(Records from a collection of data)
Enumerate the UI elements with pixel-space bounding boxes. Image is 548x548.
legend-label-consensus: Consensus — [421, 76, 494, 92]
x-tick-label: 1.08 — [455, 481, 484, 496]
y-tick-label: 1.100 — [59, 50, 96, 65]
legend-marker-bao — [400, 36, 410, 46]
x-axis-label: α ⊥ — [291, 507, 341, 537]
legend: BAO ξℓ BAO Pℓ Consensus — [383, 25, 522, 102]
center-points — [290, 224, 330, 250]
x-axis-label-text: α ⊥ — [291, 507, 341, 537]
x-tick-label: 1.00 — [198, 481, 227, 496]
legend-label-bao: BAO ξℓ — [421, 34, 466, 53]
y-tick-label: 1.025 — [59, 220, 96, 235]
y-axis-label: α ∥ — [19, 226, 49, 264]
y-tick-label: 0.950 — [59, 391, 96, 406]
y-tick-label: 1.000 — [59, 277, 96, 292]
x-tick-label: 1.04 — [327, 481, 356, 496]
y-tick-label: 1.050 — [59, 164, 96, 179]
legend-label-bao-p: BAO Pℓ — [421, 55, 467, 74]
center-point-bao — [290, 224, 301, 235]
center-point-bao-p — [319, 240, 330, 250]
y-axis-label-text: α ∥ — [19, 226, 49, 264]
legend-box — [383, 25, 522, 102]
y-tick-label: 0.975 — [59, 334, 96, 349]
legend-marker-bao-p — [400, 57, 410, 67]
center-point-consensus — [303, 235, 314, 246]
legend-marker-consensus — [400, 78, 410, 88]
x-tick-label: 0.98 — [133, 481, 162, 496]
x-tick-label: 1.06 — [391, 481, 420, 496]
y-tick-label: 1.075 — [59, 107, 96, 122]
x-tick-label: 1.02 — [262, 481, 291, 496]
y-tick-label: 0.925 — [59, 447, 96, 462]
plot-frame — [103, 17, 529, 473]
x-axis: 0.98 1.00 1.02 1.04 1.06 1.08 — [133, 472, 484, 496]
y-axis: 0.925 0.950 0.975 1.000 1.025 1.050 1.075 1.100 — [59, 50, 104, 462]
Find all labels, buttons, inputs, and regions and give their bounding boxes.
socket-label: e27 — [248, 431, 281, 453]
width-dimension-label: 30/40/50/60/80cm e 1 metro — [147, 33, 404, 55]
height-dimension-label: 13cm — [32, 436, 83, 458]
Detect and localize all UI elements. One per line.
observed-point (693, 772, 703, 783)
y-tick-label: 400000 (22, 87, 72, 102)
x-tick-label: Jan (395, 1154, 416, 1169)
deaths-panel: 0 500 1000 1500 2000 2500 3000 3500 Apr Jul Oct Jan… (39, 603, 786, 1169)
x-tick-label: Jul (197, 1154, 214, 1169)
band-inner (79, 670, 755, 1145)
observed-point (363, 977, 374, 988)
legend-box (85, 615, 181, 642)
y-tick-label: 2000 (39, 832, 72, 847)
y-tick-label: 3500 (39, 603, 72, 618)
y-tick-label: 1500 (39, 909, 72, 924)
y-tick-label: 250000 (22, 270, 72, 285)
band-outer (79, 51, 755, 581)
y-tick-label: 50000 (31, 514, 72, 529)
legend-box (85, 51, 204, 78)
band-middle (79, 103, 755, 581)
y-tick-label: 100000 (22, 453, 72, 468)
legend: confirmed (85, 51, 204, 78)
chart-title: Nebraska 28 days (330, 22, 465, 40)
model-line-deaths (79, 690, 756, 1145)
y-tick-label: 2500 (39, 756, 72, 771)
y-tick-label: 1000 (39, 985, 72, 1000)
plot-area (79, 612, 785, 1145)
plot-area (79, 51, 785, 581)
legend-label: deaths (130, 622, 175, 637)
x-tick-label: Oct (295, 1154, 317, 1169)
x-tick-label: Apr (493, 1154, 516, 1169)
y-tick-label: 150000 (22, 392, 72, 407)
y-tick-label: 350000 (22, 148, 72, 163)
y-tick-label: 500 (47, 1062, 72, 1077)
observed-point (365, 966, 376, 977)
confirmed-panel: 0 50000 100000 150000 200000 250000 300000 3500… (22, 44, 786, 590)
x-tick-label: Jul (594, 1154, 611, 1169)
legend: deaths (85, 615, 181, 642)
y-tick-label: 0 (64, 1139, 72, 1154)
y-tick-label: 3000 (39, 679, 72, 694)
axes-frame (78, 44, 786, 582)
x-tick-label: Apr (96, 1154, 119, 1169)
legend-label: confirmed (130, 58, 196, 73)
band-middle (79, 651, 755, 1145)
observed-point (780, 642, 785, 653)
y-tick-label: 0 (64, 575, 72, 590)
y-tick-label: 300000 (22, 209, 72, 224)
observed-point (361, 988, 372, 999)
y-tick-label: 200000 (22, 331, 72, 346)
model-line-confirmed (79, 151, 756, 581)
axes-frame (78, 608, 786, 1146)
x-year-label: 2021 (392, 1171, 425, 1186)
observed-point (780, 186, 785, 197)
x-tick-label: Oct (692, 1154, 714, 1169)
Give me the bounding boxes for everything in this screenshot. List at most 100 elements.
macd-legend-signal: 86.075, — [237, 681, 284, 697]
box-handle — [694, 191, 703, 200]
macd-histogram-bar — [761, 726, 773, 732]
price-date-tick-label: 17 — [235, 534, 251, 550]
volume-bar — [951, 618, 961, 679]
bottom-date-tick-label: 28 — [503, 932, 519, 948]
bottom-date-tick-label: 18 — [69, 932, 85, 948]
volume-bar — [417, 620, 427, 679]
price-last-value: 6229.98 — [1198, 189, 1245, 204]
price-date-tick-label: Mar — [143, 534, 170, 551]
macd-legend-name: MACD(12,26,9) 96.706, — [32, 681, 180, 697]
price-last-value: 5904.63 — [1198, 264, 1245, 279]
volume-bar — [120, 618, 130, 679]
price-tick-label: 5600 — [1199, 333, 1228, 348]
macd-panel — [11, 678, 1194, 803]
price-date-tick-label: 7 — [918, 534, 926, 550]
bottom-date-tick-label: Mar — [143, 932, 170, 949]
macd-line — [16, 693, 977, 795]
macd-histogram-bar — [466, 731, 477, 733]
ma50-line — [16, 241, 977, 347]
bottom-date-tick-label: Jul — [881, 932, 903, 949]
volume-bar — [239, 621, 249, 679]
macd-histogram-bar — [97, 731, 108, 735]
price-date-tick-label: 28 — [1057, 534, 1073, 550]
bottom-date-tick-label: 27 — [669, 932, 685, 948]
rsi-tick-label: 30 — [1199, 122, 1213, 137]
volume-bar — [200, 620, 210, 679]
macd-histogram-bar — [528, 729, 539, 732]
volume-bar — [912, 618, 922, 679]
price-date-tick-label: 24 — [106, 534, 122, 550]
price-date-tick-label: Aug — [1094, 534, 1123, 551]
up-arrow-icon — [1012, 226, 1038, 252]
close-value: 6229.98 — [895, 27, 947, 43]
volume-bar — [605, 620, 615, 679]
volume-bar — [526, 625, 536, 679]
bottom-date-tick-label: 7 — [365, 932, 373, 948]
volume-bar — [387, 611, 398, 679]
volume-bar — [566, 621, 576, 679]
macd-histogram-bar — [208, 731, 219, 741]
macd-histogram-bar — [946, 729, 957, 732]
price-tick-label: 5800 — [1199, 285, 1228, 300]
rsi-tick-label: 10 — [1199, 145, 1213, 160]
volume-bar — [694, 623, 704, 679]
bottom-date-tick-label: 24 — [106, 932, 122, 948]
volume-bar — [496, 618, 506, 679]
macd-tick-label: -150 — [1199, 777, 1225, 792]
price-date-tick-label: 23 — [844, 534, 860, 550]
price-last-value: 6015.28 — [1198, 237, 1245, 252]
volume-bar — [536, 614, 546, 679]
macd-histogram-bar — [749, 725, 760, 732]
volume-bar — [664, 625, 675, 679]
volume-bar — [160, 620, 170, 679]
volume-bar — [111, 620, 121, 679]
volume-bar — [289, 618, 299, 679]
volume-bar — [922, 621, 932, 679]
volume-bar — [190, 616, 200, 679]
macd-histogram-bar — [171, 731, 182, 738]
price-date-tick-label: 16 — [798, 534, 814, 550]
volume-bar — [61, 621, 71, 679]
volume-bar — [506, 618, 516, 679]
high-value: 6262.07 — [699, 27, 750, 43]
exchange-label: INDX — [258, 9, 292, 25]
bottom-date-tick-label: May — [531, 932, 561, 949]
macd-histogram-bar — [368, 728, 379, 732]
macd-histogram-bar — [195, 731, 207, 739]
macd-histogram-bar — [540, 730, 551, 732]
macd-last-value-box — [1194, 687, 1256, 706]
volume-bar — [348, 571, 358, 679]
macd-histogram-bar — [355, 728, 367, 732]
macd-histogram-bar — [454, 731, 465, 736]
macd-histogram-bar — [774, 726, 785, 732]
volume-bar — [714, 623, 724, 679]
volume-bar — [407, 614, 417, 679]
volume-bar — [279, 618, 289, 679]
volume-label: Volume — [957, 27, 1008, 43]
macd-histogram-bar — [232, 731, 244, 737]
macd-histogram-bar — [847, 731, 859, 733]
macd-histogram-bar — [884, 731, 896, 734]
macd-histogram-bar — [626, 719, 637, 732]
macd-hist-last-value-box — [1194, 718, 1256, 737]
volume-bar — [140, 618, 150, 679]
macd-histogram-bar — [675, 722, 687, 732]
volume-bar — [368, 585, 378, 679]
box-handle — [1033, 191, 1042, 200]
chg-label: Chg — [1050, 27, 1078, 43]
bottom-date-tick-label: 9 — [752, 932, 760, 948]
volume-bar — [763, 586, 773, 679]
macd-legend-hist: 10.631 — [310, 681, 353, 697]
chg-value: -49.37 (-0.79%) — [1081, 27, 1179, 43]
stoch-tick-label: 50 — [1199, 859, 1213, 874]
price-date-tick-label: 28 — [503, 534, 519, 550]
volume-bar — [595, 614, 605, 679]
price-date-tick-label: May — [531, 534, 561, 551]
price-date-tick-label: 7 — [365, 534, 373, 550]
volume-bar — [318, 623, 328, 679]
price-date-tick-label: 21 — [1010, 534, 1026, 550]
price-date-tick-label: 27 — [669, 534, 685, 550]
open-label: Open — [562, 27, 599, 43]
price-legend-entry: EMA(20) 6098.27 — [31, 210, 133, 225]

▸ **Directions**
Return the stretch of data from its start through the line that contains "deaths-panel: 0 500", both ends included, reproducing every line without any change.

▸ **The answer**
Enumerate the UI elements with pixel-space bounding boxes. Image is 548x548.
legend-label-consensus: Consensus — [421, 76, 494, 92]
x-tick-label: 1.08 — [455, 481, 484, 496]
y-tick-label: 1.100 — [59, 50, 96, 65]
legend-marker-bao — [400, 36, 410, 46]
x-axis-label: α ⊥ — [291, 507, 341, 537]
legend: BAO ξℓ BAO Pℓ Consensus — [383, 25, 522, 102]
center-points — [290, 224, 330, 250]
x-axis-label-text: α ⊥ — [291, 507, 341, 537]
x-tick-label: 1.00 — [198, 481, 227, 496]
legend-label-bao: BAO ξℓ — [421, 34, 466, 53]
y-tick-label: 1.025 — [59, 220, 96, 235]
y-axis-label: α ∥ — [19, 226, 49, 264]
y-tick-label: 0.950 — [59, 391, 96, 406]
y-tick-label: 1.000 — [59, 277, 96, 292]
x-tick-label: 1.04 — [327, 481, 356, 496]
y-tick-label: 1.050 — [59, 164, 96, 179]
legend-label-bao-p: BAO Pℓ — [421, 55, 467, 74]
center-point-bao — [290, 224, 301, 235]
center-point-bao-p — [319, 240, 330, 250]
y-axis-label-text: α ∥ — [19, 226, 49, 264]
legend-box — [383, 25, 522, 102]
y-tick-label: 0.975 — [59, 334, 96, 349]
legend-marker-bao-p — [400, 57, 410, 67]
center-point-consensus — [303, 235, 314, 246]
legend-marker-consensus — [400, 78, 410, 88]
x-tick-label: 0.98 — [133, 481, 162, 496]
x-tick-label: 1.06 — [391, 481, 420, 496]
y-tick-label: 1.075 — [59, 107, 96, 122]
x-tick-label: 1.02 — [262, 481, 291, 496]
y-tick-label: 0.925 — [59, 447, 96, 462]
plot-frame — [103, 17, 529, 473]
x-axis: 0.98 1.00 1.02 1.04 1.06 1.08 — [133, 472, 484, 496]
y-axis: 0.925 0.950 0.975 1.000 1.025 1.050 1.075 1.100 — [59, 50, 104, 462]
Find all labels, buttons, inputs, and regions and give their bounding boxes.
socket-label: e27 — [248, 431, 281, 453]
width-dimension-label: 30/40/50/60/80cm e 1 metro — [147, 33, 404, 55]
height-dimension-label: 13cm — [32, 436, 83, 458]
Detect and localize all UI elements. One per line.
observed-point (693, 772, 703, 783)
y-tick-label: 400000 (22, 87, 72, 102)
x-tick-label: Jan (395, 1154, 416, 1169)
deaths-panel: 0 500 1000 1500 2000 2500 3000 3500 Apr Jul Oct Jan… (39, 603, 786, 1169)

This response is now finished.